> [Written task]
Go through the records and copy each line where the word "text" occurs.

> [Data excerpts]
** Start **
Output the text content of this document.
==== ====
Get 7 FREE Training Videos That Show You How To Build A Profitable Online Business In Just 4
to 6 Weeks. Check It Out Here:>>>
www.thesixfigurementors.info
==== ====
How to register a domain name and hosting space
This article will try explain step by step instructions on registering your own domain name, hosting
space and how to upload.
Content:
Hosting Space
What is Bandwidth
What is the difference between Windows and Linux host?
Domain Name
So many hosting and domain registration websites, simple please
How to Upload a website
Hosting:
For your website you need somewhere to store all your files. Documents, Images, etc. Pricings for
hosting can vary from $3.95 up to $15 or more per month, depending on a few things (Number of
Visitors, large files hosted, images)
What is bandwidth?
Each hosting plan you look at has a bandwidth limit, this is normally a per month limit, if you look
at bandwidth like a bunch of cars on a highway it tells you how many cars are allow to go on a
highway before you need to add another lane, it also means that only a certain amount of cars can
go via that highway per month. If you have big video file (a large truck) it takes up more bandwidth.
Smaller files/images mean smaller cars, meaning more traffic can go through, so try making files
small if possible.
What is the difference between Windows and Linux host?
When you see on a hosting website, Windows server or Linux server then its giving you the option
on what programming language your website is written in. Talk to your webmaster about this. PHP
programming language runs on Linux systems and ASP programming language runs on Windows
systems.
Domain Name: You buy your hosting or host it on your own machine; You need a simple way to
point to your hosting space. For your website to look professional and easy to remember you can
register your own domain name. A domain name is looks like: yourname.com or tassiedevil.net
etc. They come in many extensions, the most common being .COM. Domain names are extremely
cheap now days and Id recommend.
** End **
** Start **
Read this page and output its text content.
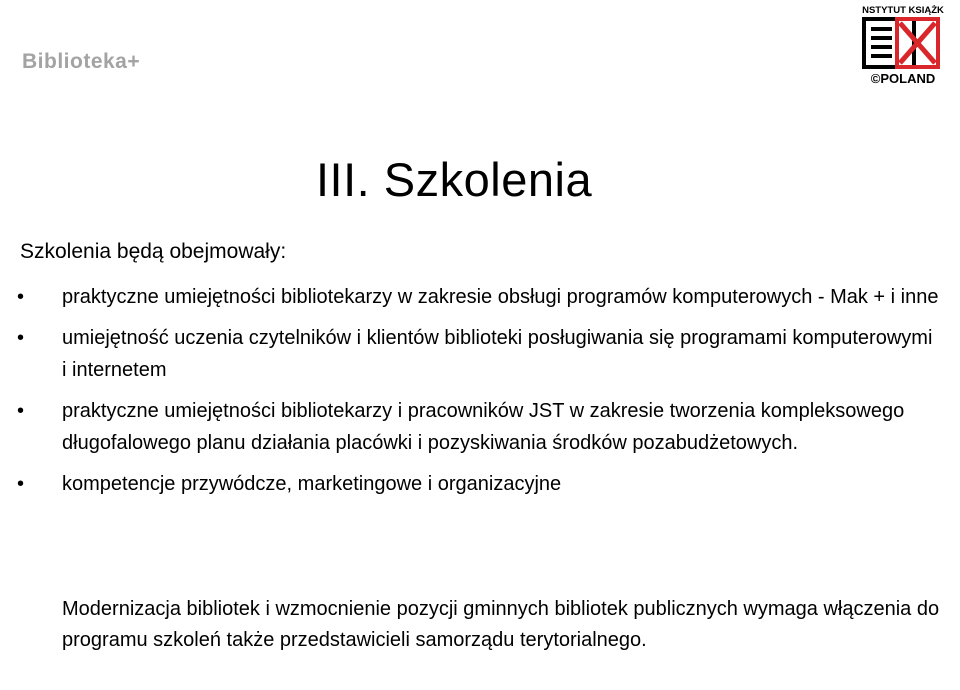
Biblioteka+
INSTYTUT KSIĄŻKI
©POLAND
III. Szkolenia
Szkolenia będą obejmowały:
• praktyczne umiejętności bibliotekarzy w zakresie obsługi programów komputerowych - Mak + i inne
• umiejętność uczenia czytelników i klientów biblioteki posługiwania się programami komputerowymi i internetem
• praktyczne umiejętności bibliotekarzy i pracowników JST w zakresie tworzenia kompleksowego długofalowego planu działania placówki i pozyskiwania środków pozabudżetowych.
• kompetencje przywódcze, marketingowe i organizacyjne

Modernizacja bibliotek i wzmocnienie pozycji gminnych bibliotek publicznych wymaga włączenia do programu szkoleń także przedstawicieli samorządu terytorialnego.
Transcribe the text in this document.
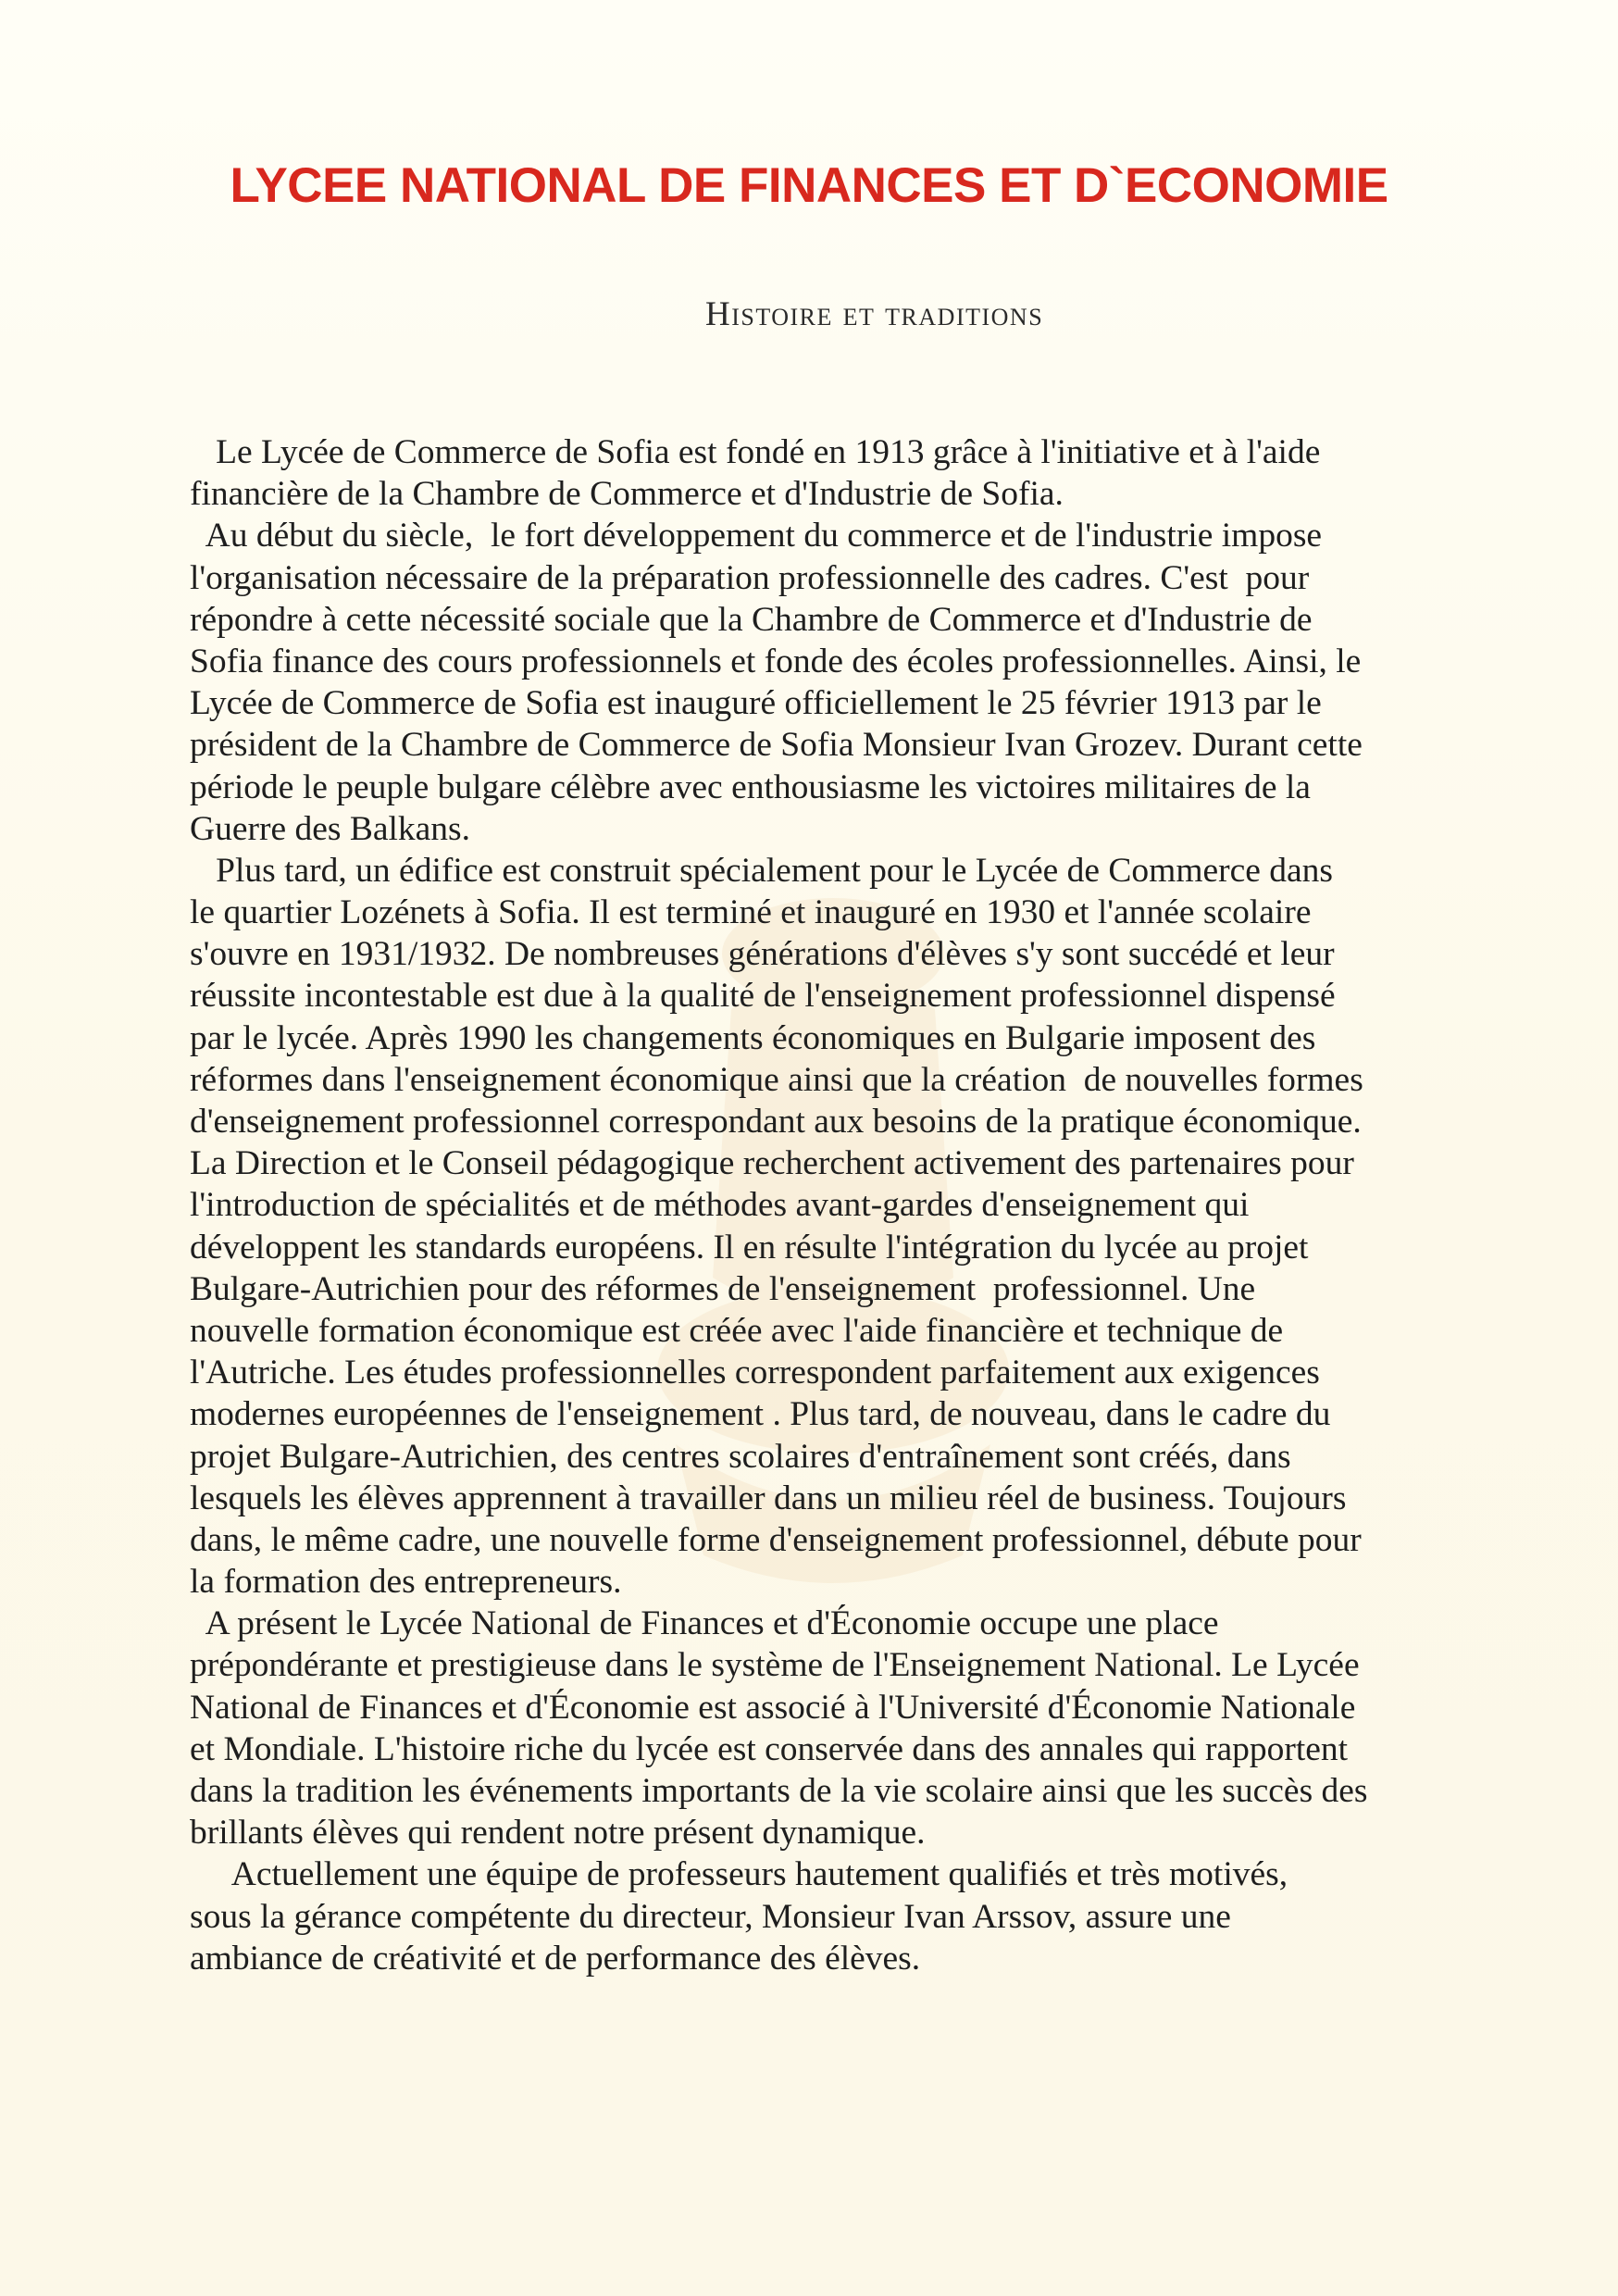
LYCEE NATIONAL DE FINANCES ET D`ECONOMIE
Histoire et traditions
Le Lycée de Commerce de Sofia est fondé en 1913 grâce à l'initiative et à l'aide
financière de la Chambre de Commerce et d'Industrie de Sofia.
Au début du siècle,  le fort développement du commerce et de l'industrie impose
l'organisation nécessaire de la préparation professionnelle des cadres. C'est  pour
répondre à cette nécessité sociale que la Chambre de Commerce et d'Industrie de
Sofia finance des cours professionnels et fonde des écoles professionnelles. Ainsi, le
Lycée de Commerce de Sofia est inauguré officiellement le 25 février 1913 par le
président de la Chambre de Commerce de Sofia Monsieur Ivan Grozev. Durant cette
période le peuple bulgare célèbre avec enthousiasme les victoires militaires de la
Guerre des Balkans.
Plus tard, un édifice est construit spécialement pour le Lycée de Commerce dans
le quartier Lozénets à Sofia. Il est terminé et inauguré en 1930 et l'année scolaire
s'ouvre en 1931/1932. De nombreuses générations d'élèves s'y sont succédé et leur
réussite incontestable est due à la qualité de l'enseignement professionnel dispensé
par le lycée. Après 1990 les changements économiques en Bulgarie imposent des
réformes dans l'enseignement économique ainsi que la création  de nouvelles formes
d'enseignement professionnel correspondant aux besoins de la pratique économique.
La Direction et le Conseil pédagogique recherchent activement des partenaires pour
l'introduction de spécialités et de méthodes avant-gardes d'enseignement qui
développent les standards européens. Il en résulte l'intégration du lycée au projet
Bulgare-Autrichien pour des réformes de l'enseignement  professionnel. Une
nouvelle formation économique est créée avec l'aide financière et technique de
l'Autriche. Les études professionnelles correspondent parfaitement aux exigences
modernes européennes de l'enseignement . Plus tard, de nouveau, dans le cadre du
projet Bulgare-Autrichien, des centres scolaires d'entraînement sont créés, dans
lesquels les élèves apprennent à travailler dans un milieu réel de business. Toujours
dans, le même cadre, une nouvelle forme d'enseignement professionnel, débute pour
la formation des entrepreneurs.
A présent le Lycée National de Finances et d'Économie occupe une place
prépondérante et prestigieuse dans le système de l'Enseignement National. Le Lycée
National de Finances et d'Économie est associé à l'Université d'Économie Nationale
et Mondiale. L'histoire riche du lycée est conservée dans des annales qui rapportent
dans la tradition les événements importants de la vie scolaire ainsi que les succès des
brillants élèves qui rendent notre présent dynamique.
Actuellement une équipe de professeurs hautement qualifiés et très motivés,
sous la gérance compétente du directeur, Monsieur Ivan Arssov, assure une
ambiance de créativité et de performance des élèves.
** End **
> [Reply to the task]
Output the text content of this document.
Read this page and output its text content.
Transcribe the text in this document.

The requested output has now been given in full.